— start Task data —

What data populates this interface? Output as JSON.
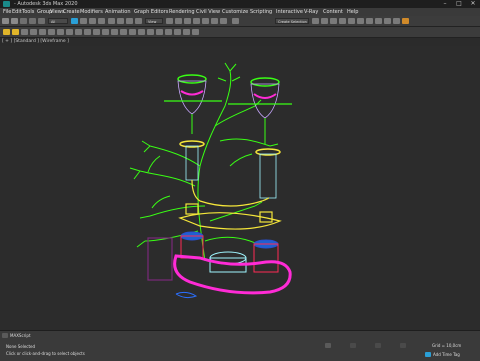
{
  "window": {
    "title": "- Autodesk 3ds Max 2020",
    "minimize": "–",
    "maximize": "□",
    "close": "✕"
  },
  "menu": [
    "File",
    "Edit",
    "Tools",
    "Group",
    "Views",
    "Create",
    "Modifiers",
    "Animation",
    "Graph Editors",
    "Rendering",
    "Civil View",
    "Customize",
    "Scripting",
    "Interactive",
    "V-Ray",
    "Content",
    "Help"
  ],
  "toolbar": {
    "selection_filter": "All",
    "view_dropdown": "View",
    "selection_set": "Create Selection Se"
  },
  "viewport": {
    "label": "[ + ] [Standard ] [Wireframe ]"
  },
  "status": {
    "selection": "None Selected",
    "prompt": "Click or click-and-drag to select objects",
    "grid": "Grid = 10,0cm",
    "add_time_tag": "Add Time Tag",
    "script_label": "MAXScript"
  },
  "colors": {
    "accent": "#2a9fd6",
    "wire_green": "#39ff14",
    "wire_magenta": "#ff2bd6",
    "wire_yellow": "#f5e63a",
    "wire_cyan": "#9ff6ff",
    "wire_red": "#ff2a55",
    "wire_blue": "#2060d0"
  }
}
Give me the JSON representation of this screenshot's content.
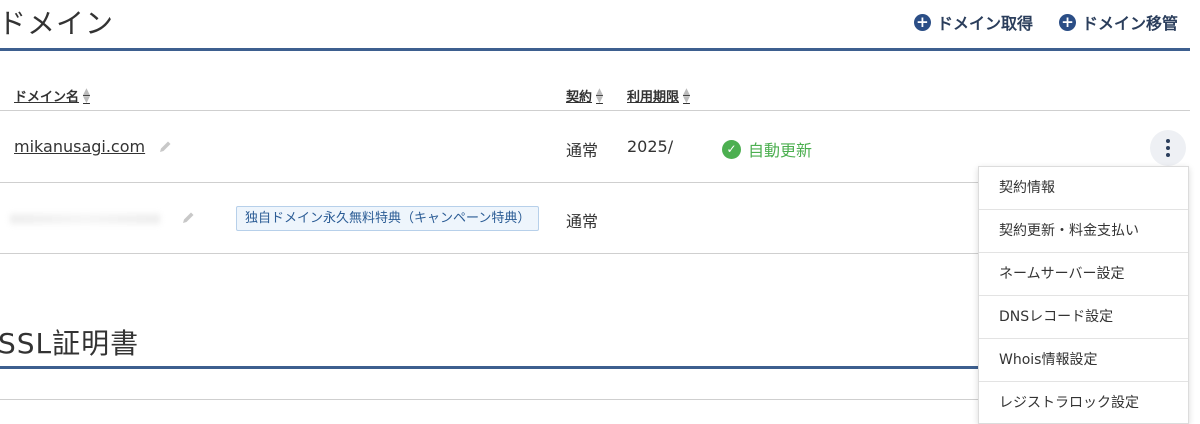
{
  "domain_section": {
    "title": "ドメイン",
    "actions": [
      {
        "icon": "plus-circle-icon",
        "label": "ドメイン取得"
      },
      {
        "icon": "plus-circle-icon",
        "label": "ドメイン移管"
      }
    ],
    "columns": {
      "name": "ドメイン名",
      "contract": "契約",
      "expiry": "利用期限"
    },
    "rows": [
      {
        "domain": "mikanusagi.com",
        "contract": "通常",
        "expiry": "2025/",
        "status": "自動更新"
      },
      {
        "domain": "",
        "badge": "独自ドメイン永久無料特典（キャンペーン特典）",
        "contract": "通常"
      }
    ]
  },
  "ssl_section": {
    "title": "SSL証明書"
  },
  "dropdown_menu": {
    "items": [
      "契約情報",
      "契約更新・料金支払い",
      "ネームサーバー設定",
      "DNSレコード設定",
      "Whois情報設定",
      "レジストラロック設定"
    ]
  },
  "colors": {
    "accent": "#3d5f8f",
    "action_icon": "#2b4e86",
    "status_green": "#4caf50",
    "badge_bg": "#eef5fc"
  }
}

— end Task data —

### Stated exercise
Above are records; say how many of their lines contain the word "JSON", giving only the number.

### The reply
2